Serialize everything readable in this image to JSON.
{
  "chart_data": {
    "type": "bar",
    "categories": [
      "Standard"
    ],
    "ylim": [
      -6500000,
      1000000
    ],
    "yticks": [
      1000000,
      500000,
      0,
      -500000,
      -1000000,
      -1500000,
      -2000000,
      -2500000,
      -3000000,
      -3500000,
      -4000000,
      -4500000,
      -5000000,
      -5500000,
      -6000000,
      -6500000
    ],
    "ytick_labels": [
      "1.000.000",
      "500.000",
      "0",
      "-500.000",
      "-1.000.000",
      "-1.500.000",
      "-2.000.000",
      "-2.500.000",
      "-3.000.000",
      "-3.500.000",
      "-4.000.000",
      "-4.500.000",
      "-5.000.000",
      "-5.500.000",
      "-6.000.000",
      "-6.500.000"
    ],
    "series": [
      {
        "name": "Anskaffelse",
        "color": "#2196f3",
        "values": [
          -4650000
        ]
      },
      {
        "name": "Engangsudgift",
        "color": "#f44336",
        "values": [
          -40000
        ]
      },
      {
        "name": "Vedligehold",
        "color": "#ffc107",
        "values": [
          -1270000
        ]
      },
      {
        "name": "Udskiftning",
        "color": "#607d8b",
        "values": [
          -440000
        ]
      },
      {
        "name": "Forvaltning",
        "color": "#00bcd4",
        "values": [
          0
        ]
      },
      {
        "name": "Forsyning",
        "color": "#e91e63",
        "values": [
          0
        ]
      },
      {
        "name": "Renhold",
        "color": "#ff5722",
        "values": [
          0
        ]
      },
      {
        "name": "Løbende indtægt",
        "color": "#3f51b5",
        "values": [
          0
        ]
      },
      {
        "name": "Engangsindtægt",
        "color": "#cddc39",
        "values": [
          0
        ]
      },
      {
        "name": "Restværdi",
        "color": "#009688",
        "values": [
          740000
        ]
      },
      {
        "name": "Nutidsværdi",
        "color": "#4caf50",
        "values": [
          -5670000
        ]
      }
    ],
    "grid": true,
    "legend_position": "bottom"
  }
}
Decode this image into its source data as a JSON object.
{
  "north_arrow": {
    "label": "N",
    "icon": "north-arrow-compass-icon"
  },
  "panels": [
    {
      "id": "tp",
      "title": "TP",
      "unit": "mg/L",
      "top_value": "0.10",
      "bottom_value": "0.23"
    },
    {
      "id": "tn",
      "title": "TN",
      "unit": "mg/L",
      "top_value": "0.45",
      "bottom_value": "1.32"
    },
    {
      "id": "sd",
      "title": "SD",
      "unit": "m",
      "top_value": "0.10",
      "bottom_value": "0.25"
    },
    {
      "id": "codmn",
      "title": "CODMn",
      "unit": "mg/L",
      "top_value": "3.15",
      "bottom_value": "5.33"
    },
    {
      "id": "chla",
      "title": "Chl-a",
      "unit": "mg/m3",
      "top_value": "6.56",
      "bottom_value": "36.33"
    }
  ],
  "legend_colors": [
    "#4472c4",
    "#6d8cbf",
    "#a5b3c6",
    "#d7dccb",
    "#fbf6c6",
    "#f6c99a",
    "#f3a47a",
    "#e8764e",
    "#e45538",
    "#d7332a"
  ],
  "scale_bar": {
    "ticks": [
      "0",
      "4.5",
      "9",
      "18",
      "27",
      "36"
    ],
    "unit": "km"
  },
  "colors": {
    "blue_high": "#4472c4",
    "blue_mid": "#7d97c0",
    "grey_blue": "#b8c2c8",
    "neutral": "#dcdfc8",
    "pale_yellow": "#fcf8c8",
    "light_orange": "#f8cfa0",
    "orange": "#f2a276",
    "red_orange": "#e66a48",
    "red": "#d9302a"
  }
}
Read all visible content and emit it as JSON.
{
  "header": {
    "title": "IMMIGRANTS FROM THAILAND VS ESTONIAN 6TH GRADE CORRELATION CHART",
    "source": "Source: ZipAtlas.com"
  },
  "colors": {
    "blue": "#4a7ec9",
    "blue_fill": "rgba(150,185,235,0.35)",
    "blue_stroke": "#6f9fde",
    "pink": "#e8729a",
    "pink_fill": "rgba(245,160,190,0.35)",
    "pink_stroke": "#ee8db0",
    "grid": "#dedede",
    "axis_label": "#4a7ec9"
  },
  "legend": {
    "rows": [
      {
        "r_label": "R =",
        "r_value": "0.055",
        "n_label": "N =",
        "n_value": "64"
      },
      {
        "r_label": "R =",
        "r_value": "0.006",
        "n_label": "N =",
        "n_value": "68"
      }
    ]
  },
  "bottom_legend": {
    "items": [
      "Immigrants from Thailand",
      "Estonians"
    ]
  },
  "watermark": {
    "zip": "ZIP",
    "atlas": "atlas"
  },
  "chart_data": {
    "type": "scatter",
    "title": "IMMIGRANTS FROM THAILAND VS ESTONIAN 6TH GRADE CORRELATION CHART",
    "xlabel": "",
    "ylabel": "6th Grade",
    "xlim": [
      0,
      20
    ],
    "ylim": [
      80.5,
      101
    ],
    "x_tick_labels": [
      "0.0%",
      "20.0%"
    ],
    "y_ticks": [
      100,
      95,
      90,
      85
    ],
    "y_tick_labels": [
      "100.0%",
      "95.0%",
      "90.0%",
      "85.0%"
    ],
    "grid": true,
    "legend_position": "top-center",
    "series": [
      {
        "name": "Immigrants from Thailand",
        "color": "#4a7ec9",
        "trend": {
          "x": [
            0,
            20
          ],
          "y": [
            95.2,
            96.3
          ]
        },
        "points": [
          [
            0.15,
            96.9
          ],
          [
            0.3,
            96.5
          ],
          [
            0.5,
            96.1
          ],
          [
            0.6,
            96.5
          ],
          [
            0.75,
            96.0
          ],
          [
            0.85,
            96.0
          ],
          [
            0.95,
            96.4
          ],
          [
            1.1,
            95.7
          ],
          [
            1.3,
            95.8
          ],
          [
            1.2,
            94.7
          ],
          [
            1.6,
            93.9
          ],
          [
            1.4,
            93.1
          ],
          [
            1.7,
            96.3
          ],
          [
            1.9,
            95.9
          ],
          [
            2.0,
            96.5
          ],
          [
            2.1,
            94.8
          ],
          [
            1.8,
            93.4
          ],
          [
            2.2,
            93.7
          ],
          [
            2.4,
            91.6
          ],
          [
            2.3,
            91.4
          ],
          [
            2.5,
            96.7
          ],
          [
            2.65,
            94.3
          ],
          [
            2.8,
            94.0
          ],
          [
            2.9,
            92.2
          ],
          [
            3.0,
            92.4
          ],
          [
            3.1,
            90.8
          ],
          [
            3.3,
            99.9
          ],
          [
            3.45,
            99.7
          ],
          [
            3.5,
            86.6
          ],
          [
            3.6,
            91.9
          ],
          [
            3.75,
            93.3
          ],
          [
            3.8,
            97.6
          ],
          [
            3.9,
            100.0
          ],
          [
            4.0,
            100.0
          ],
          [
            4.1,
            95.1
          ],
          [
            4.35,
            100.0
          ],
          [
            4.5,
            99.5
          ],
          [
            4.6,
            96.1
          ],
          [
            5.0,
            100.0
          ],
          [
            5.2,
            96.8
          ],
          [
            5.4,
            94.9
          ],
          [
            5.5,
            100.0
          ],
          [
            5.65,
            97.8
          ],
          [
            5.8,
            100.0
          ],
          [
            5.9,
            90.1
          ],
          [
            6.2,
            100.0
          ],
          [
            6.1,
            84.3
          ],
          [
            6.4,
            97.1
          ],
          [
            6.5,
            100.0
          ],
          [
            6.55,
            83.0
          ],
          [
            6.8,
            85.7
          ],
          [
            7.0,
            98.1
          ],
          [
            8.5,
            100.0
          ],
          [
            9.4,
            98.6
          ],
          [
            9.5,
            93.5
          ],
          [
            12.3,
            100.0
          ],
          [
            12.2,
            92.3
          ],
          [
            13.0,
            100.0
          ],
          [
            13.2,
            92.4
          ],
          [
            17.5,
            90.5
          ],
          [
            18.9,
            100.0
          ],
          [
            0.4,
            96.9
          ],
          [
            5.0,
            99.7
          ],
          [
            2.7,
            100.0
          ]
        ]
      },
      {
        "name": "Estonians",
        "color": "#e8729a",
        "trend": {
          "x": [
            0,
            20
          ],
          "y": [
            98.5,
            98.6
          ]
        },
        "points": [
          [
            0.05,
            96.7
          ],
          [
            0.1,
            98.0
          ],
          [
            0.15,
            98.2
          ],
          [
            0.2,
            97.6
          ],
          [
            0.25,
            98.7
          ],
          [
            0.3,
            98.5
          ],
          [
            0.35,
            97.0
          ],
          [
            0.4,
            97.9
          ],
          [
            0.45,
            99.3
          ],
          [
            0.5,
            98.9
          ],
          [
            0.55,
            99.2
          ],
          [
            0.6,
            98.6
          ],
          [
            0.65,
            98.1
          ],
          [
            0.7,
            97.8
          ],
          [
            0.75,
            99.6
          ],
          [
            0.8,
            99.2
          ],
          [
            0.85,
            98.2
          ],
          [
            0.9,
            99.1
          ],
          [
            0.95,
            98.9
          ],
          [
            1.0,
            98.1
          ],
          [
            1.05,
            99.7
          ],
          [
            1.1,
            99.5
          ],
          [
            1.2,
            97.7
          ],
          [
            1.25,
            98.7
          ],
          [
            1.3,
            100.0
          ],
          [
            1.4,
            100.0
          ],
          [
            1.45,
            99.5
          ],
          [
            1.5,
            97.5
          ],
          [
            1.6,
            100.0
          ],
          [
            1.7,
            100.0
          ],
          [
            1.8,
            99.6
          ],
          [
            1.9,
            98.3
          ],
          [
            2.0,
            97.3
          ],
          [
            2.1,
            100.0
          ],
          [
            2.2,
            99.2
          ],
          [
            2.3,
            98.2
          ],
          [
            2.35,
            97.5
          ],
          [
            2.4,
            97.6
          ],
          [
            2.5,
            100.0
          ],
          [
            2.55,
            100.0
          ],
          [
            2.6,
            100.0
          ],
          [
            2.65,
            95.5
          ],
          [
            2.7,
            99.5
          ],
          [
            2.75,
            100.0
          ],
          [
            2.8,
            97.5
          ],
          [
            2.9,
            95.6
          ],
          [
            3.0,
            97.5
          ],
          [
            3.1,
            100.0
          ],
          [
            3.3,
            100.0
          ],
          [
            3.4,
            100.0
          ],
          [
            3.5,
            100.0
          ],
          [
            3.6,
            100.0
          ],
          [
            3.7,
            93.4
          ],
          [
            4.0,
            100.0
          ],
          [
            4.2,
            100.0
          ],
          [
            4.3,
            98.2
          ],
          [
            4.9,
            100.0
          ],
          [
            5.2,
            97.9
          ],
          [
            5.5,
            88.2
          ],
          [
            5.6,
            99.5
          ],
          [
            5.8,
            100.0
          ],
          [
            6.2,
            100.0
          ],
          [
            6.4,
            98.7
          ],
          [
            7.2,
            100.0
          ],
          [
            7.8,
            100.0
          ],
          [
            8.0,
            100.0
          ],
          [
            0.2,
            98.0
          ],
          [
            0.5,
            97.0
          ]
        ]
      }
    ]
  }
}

Exercise: Give the number of lines in the records that contain the string "image", and nothing besides.

Finished exercise: 2